[INPUT MATERIAL]:
* START *
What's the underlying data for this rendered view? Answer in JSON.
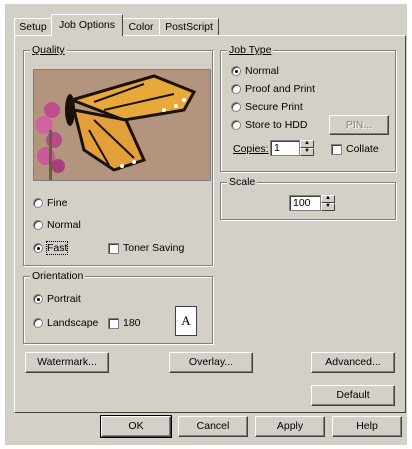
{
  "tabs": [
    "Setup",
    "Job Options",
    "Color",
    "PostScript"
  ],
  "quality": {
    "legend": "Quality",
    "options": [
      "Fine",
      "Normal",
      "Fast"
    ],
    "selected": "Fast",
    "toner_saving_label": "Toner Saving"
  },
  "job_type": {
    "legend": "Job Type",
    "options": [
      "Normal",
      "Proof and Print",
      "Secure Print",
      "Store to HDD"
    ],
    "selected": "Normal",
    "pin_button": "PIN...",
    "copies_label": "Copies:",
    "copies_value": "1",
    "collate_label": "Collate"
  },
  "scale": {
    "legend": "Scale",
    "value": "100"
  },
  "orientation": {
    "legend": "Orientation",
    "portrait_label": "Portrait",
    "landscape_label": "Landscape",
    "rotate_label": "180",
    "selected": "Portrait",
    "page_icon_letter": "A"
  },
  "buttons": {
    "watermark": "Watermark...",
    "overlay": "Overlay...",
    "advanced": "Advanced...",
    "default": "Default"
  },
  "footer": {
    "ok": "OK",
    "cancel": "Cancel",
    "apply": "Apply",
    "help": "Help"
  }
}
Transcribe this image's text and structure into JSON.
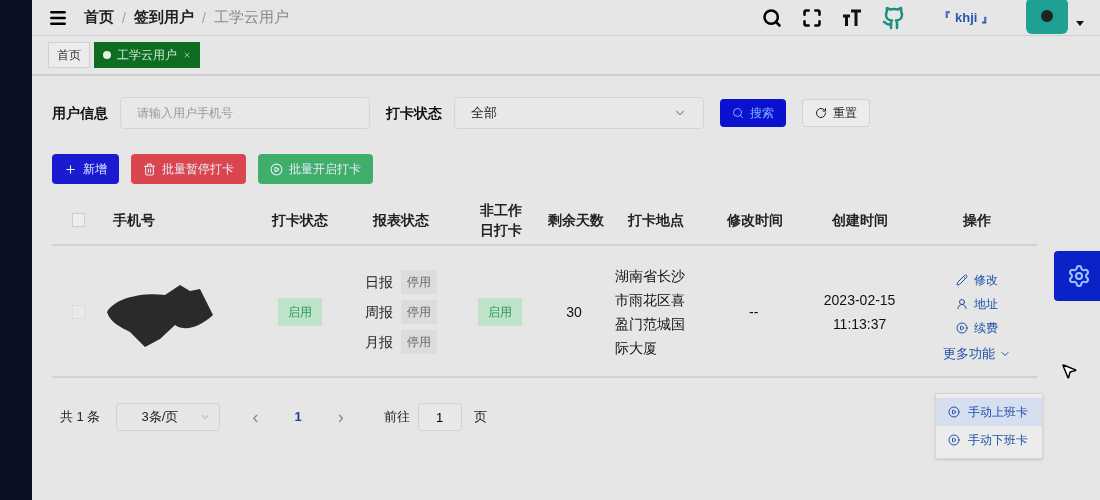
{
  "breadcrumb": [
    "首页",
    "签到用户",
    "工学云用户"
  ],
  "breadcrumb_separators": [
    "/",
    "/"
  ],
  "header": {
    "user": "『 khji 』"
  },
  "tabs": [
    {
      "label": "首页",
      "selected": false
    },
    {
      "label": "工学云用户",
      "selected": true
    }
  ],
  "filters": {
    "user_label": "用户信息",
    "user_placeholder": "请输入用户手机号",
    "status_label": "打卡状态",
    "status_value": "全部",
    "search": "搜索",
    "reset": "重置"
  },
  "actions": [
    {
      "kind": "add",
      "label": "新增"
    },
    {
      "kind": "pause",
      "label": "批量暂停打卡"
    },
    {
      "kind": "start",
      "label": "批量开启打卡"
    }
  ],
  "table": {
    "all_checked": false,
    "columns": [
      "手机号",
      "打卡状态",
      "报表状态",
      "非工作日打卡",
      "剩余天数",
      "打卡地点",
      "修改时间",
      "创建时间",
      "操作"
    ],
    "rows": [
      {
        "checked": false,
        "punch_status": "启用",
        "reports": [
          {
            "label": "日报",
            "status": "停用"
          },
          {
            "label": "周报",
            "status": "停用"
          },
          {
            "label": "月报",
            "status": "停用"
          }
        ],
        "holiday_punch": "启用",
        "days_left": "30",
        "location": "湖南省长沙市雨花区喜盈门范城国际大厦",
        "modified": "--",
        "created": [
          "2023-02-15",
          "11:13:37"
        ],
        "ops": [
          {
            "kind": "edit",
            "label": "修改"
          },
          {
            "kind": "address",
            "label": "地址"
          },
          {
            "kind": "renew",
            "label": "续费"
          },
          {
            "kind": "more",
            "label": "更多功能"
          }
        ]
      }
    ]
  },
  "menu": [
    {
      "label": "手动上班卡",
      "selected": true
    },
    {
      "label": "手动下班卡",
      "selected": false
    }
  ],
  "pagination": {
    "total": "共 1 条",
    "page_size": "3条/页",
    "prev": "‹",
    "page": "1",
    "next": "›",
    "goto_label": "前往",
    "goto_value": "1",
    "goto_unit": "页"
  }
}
* END *
* START *
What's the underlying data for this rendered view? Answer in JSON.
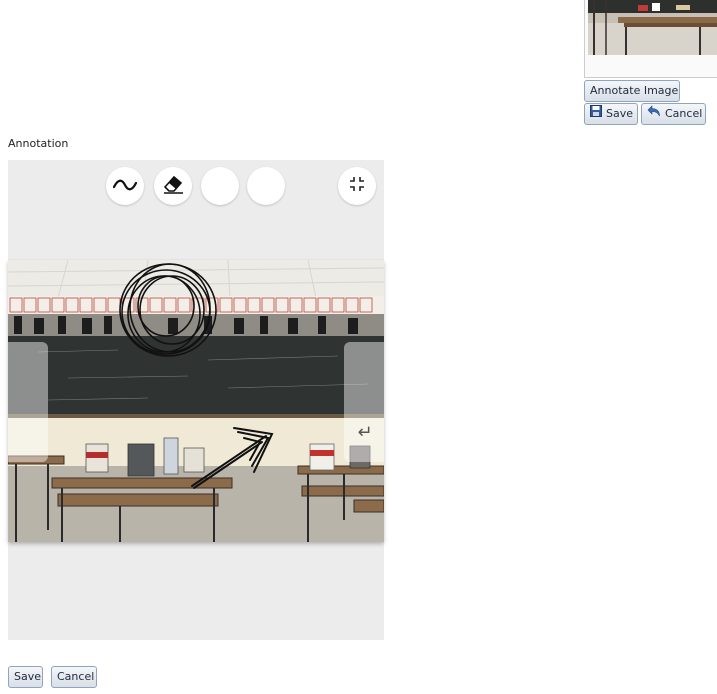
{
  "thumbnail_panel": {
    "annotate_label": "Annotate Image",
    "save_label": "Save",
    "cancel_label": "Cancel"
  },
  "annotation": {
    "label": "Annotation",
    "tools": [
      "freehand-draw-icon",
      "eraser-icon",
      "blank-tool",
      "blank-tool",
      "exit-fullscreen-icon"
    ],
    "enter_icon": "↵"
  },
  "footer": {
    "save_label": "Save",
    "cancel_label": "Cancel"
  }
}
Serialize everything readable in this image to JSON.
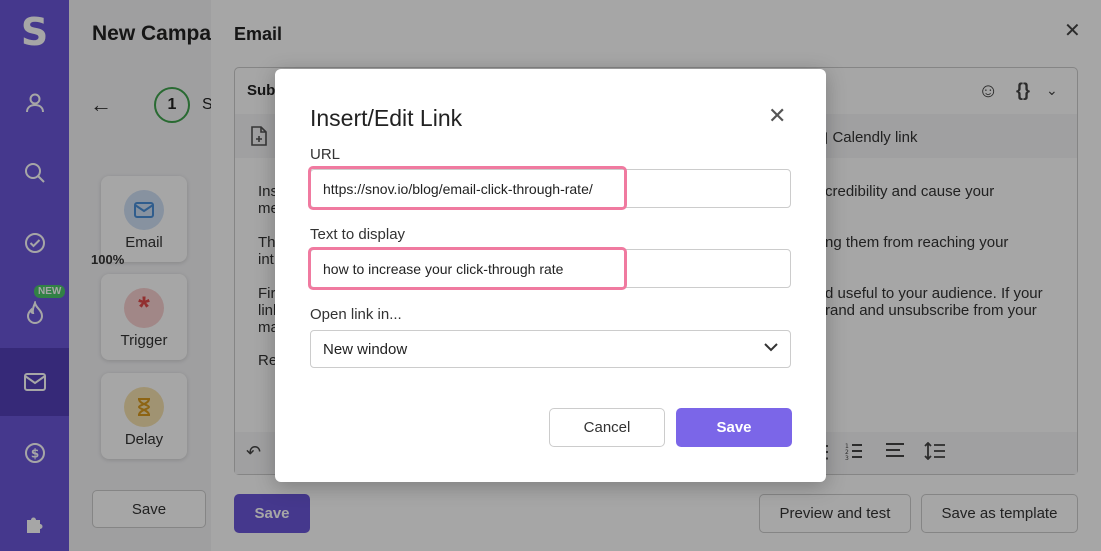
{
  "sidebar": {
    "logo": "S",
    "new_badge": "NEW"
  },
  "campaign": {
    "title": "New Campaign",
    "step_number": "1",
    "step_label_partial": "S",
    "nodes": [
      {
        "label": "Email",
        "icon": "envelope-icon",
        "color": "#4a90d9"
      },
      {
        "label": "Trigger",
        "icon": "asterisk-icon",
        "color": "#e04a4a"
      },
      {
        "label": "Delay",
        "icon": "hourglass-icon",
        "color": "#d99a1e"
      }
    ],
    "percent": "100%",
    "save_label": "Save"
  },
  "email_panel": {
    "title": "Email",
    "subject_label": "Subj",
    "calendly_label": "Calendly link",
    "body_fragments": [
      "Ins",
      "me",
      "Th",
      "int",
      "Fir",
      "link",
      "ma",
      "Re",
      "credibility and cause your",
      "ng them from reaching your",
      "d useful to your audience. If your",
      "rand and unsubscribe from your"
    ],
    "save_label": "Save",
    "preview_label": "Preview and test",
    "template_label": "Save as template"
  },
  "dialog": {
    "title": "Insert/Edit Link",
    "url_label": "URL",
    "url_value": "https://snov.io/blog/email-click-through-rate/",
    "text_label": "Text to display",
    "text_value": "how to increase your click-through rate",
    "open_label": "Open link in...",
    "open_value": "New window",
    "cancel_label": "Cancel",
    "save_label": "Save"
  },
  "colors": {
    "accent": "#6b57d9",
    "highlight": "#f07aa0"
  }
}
* END *
* START *
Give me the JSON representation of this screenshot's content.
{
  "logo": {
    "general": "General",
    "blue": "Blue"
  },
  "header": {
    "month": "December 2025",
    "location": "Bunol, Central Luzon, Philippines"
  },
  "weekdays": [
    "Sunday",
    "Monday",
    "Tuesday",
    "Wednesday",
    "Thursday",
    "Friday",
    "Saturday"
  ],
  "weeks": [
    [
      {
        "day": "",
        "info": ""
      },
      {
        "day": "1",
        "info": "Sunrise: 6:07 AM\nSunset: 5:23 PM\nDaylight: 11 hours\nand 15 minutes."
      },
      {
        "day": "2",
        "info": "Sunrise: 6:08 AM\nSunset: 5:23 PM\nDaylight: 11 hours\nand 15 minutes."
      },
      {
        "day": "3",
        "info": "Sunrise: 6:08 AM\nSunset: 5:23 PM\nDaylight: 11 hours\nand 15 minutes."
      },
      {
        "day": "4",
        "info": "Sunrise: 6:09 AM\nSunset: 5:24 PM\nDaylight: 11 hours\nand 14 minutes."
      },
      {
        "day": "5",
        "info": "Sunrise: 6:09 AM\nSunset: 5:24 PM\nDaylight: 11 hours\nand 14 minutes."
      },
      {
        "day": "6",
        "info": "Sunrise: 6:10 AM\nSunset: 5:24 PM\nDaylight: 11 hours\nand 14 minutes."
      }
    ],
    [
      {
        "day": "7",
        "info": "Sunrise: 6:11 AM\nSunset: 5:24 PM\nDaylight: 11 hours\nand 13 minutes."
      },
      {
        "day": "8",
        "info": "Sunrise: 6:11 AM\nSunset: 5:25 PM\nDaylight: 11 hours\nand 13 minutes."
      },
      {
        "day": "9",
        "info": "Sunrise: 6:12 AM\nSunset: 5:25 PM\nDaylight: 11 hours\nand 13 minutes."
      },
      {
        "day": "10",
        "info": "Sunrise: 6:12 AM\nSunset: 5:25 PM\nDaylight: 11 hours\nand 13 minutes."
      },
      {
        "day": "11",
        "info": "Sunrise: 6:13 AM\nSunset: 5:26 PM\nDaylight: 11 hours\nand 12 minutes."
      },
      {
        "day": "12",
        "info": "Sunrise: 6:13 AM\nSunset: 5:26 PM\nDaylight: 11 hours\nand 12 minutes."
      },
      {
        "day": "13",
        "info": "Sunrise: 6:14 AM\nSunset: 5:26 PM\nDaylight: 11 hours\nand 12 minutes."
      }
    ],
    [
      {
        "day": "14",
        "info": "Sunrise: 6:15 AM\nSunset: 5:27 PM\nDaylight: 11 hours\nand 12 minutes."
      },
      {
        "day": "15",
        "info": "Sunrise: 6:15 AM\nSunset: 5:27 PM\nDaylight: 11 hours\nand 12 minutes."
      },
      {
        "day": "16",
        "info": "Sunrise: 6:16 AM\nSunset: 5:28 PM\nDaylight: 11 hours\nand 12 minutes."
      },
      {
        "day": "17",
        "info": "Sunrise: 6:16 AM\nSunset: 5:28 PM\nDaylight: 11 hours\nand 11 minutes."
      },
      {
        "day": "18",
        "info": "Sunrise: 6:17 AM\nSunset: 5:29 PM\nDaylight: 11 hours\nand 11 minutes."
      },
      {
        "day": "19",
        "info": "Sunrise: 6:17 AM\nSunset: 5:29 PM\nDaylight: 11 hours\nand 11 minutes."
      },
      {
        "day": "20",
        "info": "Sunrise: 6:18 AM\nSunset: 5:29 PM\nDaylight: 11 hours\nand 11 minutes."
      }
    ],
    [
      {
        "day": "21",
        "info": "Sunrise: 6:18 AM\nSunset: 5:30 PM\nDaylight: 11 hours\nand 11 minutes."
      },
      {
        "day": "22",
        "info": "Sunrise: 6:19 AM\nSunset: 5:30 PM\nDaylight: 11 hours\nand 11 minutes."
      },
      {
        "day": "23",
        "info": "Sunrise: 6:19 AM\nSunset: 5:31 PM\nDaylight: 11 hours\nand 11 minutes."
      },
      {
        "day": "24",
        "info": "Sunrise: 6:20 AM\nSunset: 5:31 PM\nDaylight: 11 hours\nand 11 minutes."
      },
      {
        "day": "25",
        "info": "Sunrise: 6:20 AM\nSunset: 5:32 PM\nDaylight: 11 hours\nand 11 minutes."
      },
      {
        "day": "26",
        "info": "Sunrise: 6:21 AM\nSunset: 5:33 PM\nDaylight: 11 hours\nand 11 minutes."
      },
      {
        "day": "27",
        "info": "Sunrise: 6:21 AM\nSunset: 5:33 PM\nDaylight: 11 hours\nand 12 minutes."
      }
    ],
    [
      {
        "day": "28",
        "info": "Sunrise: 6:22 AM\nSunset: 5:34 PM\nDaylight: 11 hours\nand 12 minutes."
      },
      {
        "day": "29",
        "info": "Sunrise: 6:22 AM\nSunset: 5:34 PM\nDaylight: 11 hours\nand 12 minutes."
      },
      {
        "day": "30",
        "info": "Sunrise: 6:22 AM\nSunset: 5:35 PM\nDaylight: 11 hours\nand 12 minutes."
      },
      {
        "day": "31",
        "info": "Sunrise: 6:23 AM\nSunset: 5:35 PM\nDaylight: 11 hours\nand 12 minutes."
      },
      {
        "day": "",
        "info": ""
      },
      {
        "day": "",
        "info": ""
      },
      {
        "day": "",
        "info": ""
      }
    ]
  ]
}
* END *
Scan the material line by line and report each one that contains "JSON".

What's the underlying data for this rendered view? Answer in JSON.
Transcribe this image's text and structure into JSON.
What's the underlying data for this rendered view? Answer in JSON.
Serialize everything readable in this image to JSON.
Give me the JSON representation of this screenshot's content.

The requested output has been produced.